### Objective
Find the word "that" in the listing; pull out each line holding it.

______

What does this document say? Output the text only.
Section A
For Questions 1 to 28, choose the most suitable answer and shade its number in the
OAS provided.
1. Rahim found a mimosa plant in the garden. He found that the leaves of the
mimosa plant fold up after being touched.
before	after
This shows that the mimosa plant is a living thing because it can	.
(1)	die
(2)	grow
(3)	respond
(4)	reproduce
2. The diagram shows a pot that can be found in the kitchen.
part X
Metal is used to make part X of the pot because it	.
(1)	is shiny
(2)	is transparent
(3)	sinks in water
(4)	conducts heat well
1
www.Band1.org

______

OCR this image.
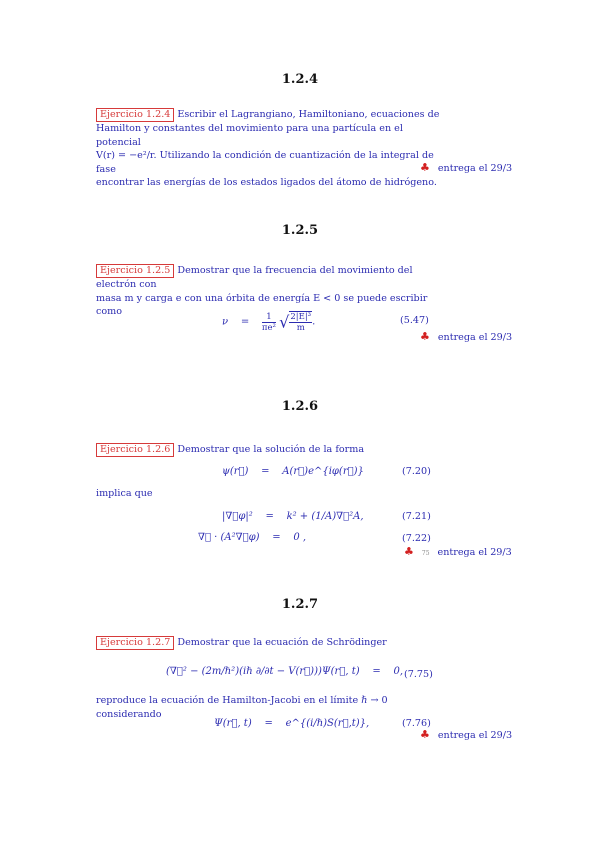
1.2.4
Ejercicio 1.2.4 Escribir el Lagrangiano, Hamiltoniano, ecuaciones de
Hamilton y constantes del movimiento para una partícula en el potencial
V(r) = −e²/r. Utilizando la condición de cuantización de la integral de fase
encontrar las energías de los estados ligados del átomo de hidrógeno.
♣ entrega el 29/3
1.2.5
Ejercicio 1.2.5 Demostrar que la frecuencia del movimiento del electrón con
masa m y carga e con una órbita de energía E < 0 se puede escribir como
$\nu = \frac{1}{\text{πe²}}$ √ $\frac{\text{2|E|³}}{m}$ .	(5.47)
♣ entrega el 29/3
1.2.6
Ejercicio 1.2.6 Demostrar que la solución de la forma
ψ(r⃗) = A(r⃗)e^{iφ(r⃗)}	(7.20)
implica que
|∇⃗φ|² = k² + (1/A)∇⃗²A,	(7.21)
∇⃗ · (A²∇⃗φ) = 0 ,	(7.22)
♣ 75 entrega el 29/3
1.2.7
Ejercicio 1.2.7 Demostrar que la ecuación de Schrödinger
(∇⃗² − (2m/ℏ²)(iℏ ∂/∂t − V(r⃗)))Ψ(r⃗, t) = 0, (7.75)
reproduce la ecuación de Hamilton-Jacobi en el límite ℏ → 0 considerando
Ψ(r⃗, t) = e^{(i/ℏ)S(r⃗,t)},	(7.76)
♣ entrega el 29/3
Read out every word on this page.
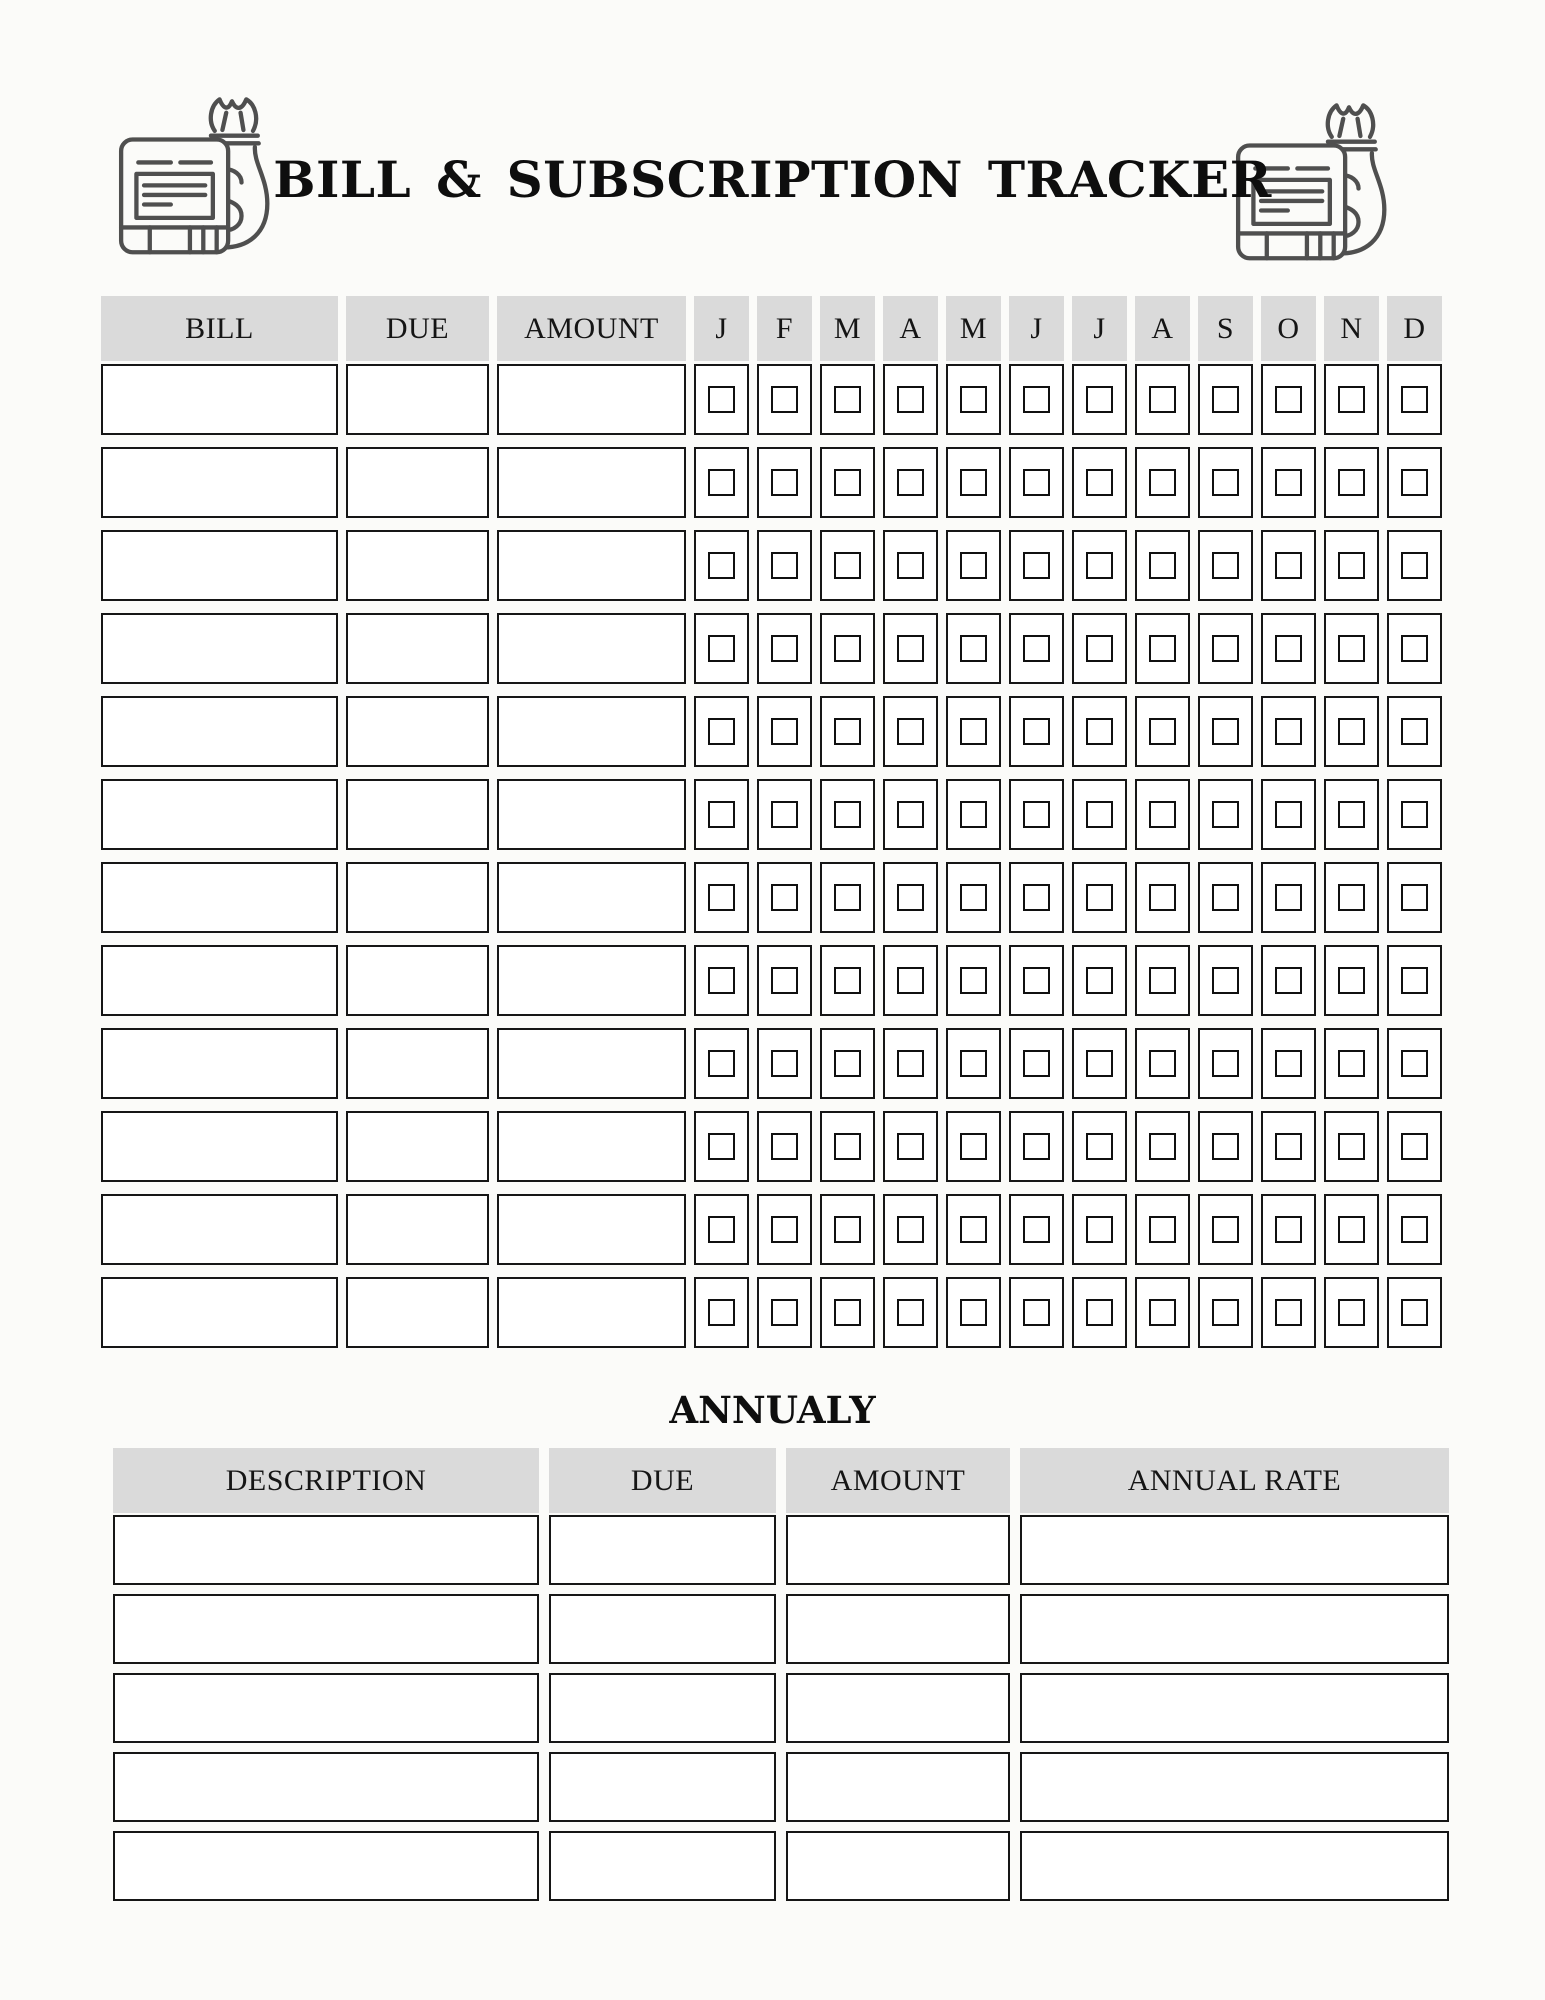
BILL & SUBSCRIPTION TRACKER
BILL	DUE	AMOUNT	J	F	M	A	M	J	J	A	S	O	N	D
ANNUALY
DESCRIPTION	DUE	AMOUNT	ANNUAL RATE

______

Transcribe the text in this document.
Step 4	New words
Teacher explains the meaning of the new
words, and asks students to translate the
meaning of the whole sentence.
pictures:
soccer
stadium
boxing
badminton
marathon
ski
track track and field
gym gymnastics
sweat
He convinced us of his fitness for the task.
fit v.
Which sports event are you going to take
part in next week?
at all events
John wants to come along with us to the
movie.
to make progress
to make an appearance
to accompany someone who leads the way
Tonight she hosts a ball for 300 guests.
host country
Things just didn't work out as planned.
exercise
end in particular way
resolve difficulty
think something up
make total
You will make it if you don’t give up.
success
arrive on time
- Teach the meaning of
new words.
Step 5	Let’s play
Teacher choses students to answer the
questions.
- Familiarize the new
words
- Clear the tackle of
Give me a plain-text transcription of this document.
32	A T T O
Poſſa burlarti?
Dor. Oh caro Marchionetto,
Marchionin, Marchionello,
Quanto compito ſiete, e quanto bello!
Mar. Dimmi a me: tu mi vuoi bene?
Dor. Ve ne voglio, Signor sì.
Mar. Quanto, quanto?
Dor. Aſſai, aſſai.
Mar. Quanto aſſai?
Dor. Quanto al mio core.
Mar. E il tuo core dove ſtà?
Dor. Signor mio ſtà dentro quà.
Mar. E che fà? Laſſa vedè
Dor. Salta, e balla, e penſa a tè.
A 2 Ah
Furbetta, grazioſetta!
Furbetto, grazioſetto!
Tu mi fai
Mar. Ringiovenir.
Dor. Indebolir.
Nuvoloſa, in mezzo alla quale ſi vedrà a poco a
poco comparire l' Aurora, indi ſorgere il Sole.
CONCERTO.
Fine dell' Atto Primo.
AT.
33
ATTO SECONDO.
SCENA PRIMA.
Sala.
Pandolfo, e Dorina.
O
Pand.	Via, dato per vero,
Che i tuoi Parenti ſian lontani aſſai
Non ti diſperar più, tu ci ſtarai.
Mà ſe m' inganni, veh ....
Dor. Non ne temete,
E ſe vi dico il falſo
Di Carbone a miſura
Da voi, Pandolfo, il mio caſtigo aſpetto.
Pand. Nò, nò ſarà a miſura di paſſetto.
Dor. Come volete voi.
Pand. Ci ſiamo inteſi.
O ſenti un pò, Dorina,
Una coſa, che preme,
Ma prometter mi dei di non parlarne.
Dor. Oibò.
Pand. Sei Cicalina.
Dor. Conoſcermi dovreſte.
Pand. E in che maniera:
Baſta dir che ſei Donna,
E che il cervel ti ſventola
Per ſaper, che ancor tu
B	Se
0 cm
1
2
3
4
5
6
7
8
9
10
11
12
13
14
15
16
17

______

### Output
1. Rahim found a mimosa plant in the garden. He found that the leaves of the
This shows that the mimosa plant is a living thing because it can	.
2. The diagram shows a pot that can be found in the kitchen.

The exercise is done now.